**INPUT RECORDS:**
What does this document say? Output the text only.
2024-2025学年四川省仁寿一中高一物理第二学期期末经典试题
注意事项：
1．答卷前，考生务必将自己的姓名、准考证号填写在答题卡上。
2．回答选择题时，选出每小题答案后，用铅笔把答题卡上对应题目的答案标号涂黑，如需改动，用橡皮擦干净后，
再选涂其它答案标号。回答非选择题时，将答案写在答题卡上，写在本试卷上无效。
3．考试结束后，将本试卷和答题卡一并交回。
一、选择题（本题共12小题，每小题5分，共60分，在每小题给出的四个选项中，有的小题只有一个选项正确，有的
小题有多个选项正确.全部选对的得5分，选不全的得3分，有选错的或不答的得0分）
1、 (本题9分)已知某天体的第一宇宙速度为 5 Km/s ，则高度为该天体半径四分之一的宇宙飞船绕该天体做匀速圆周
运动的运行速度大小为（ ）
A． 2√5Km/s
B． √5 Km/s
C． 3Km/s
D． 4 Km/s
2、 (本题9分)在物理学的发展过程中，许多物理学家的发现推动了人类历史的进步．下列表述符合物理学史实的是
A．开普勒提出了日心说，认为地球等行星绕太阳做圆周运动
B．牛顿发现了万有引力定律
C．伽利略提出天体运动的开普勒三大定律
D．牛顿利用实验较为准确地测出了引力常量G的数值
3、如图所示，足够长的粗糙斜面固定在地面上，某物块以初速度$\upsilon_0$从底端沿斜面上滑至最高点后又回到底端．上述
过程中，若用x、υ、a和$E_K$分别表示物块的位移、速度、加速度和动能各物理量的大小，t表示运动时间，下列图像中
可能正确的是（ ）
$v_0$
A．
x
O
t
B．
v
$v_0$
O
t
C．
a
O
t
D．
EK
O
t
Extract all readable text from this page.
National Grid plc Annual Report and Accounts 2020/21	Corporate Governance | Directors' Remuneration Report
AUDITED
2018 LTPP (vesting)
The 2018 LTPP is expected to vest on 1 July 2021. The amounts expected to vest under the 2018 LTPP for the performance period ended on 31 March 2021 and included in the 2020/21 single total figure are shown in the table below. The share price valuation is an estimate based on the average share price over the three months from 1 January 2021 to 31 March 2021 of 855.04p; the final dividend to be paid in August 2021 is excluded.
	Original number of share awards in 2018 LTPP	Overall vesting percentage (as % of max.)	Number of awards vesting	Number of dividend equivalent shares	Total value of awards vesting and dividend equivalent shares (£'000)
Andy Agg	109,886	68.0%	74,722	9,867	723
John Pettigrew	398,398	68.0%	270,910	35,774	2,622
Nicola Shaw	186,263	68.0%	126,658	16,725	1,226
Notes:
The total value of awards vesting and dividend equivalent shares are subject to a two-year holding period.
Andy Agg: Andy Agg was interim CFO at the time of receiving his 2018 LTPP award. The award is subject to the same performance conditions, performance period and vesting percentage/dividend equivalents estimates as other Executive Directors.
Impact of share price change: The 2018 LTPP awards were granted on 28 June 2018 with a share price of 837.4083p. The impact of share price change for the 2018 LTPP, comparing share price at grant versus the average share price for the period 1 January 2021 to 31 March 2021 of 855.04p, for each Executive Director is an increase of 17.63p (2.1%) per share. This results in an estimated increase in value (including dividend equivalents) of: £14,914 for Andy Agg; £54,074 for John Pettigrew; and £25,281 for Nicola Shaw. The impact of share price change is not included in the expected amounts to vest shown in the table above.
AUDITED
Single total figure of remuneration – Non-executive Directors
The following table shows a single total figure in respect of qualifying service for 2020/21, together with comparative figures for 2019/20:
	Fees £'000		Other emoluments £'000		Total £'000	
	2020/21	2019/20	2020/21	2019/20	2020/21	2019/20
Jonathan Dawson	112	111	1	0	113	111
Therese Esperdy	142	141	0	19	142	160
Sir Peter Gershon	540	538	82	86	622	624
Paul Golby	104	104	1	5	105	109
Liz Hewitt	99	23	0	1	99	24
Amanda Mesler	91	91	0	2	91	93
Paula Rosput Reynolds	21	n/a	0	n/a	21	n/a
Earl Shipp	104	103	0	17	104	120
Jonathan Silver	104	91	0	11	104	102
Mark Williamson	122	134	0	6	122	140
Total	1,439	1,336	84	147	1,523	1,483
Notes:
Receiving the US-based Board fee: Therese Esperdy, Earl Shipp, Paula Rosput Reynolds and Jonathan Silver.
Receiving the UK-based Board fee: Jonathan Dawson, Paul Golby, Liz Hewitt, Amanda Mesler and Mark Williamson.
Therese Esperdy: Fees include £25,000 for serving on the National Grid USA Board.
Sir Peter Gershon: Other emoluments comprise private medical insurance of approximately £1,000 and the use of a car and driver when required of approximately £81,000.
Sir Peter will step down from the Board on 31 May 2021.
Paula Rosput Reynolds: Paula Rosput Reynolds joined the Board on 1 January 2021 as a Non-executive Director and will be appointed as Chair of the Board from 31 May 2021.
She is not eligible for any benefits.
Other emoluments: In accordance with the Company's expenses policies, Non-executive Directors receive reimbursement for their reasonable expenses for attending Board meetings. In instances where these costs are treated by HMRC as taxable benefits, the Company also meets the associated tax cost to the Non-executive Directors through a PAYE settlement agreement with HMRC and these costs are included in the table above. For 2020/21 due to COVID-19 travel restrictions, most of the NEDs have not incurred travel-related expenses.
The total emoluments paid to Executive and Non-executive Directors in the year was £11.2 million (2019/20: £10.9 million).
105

**STATED TASK:** In the entries above, identify every line with the word "Golby". Copy those lines.

**REPLY:**
Paul Golby	104	104	1	5	105	109
Receiving the UK-based Board fee: Jonathan Dawson, Paul Golby, Liz Hewitt, Amanda Mesler and Mark Williamson.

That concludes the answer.